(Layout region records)
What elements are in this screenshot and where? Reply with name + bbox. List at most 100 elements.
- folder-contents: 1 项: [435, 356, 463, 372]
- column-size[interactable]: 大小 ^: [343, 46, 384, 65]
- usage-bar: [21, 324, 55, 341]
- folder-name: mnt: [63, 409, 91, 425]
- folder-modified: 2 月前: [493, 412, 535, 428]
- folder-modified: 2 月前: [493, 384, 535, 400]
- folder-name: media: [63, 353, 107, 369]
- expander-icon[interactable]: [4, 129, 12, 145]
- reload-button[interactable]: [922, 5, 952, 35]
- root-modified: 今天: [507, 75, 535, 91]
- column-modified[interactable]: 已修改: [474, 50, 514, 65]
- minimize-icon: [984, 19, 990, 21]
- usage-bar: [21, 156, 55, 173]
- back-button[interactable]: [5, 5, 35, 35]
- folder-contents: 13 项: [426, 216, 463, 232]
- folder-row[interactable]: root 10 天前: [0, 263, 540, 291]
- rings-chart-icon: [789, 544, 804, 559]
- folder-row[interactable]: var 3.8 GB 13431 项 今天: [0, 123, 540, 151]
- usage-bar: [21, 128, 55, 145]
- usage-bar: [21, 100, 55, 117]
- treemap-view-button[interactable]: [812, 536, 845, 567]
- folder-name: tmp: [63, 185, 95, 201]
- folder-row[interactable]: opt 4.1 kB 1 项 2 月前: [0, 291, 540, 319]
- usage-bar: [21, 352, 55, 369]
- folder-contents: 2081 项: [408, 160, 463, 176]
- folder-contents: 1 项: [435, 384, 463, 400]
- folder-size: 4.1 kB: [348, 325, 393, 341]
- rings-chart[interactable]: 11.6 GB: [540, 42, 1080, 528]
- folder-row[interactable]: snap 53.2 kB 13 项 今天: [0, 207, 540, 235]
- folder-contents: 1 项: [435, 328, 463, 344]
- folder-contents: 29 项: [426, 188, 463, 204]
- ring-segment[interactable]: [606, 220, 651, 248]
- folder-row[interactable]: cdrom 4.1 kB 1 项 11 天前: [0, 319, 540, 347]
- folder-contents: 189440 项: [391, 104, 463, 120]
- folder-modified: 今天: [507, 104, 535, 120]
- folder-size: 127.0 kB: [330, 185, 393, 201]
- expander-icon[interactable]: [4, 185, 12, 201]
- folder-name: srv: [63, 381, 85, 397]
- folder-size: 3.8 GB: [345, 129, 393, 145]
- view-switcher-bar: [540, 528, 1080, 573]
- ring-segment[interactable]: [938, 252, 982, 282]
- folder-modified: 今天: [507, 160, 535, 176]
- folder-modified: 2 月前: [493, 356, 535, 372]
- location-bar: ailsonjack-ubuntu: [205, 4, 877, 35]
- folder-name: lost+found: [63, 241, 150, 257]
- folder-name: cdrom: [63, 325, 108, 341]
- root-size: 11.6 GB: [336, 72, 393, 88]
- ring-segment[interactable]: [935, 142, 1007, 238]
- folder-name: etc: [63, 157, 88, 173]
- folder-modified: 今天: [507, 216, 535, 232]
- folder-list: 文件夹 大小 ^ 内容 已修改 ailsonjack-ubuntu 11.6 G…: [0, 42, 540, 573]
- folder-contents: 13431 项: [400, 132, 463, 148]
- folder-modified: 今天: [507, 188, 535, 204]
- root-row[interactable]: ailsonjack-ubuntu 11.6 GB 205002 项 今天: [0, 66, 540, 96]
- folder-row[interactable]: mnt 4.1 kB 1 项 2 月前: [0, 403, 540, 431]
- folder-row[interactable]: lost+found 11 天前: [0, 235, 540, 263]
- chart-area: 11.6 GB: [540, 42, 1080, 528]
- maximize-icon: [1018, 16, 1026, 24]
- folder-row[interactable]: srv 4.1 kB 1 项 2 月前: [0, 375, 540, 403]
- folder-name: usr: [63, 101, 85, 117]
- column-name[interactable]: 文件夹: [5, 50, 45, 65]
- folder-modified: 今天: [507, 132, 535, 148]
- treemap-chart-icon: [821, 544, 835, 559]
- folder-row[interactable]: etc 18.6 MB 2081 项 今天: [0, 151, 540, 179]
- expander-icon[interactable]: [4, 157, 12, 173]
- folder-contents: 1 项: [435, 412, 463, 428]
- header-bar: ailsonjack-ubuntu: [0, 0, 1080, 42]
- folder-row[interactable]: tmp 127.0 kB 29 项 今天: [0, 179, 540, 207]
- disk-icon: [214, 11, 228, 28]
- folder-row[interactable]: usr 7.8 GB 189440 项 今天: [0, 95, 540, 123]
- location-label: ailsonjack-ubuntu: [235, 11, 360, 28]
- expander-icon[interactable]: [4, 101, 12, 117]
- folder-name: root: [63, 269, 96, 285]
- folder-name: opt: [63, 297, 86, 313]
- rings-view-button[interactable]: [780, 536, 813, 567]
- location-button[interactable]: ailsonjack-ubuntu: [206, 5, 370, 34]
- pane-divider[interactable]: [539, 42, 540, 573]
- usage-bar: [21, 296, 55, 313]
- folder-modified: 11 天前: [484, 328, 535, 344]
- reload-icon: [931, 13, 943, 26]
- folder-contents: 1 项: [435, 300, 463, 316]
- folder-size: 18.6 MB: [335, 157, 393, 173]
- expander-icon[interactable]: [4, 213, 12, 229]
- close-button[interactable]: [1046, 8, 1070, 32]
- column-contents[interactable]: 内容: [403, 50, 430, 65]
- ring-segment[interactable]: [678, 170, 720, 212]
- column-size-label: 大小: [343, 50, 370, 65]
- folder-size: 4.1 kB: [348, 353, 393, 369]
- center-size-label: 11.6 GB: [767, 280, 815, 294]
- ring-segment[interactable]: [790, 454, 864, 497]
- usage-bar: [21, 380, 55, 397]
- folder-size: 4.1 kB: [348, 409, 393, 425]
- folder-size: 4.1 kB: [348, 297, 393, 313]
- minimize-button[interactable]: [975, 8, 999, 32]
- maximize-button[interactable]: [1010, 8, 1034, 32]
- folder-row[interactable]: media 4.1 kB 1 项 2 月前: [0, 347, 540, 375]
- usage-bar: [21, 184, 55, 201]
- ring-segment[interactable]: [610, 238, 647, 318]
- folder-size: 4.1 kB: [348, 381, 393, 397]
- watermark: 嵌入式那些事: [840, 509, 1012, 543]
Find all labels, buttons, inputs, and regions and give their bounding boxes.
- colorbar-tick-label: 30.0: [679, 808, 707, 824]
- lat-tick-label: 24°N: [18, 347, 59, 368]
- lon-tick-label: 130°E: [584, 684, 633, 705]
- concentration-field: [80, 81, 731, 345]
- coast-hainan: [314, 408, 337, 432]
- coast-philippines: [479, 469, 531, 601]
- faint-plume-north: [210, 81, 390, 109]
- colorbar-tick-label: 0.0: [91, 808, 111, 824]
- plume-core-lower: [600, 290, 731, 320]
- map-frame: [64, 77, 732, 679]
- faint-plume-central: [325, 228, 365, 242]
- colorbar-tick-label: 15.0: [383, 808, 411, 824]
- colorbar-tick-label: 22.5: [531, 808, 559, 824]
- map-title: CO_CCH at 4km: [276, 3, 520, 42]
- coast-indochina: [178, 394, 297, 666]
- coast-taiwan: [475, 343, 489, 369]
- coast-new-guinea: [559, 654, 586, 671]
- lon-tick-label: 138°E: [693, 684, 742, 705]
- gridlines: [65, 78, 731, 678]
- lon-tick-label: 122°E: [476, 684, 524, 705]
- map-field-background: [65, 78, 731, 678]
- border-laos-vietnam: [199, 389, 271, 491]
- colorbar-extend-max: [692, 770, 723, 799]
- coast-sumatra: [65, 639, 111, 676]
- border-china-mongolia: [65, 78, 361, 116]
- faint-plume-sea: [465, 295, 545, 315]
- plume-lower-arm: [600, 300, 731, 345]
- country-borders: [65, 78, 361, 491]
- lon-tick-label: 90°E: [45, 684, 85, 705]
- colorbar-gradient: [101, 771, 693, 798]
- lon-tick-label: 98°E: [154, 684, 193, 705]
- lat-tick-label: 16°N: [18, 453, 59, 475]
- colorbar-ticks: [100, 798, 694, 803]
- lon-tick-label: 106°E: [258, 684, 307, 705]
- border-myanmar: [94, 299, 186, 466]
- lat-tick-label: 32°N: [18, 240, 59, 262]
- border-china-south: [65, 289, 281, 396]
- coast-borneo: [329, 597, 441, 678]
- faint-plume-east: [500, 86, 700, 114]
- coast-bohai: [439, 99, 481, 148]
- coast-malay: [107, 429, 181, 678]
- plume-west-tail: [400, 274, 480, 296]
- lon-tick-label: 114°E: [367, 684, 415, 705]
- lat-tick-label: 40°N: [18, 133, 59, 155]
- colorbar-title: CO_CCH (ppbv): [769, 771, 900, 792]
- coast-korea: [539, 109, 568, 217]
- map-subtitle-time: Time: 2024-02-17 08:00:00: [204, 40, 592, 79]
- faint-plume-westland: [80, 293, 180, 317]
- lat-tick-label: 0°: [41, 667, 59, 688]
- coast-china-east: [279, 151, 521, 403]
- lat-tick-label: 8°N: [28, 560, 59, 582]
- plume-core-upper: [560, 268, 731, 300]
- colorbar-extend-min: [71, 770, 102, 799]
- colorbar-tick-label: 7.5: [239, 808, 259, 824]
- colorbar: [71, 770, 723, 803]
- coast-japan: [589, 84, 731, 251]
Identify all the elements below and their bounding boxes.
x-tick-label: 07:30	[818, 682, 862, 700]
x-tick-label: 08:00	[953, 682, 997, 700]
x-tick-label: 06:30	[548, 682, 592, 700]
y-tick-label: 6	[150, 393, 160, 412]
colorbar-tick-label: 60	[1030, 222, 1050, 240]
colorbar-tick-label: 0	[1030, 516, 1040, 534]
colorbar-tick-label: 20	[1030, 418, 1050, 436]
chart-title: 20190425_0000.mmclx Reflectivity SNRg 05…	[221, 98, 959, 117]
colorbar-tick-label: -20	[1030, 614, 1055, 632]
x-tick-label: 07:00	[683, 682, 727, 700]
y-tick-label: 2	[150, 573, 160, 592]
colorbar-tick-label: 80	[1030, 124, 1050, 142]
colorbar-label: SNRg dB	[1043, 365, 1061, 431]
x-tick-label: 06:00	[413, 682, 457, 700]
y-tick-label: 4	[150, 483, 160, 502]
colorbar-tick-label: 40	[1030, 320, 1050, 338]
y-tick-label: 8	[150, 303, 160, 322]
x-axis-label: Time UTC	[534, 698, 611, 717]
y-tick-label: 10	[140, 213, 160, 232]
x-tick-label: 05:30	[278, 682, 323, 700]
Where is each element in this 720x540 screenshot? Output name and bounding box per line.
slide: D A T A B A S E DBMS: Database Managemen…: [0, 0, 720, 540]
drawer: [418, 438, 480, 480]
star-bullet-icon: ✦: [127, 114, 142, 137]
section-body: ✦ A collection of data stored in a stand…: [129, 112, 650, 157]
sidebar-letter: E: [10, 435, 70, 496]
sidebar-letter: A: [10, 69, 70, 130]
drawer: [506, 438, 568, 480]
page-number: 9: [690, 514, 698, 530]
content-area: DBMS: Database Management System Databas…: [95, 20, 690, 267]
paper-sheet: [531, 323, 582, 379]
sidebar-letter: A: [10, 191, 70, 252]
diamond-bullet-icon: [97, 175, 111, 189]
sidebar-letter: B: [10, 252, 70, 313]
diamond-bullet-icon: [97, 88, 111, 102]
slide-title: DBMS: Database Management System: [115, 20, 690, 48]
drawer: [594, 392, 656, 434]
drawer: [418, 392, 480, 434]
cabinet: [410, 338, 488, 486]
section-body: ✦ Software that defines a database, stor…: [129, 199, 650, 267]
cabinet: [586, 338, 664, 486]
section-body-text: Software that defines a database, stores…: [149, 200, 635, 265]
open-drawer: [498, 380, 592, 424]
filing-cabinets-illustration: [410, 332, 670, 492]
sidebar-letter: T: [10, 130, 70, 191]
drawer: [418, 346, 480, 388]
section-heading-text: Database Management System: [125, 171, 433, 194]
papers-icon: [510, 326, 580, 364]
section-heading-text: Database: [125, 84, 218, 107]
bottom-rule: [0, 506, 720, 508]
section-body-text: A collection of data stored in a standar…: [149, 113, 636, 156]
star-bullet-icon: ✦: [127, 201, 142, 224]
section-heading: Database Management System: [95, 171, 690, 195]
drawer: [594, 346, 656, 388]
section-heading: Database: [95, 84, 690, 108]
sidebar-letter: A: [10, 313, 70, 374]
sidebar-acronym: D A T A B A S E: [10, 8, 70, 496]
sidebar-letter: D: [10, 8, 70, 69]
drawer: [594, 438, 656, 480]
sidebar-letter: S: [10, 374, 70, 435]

The request: Put every line from the start of the layout region records down to and including the line containing "- folder-row[interactable]: root" into a numbered list, omitting any blank lines.

Task output:
1. What elements are in this screenshot and where? Reply with name + bbox. List at most 100 elements.
2. - folder-contents: 1 项: [435, 356, 463, 372]
3. - column-size[interactable]: 大小 ^: [343, 46, 384, 65]
4. - usage-bar: [21, 324, 55, 341]
5. - folder-name: mnt: [63, 409, 91, 425]
6. - folder-modified: 2 月前: [493, 412, 535, 428]
7. - folder-modified: 2 月前: [493, 384, 535, 400]
8. - folder-name: media: [63, 353, 107, 369]
9. - expander-icon[interactable]: [4, 129, 12, 145]
10. - reload-button[interactable]: [922, 5, 952, 35]
11. - root-modified: 今天: [507, 75, 535, 91]
12. - column-modified[interactable]: 已修改: [474, 50, 514, 65]
13. - minimize-icon: [984, 19, 990, 21]
14. - usage-bar: [21, 156, 55, 173]
15. - back-button[interactable]: [5, 5, 35, 35]
16. - folder-contents: 13 项: [426, 216, 463, 232]
17. - folder-row[interactable]: root 10 天前: [0, 263, 540, 291]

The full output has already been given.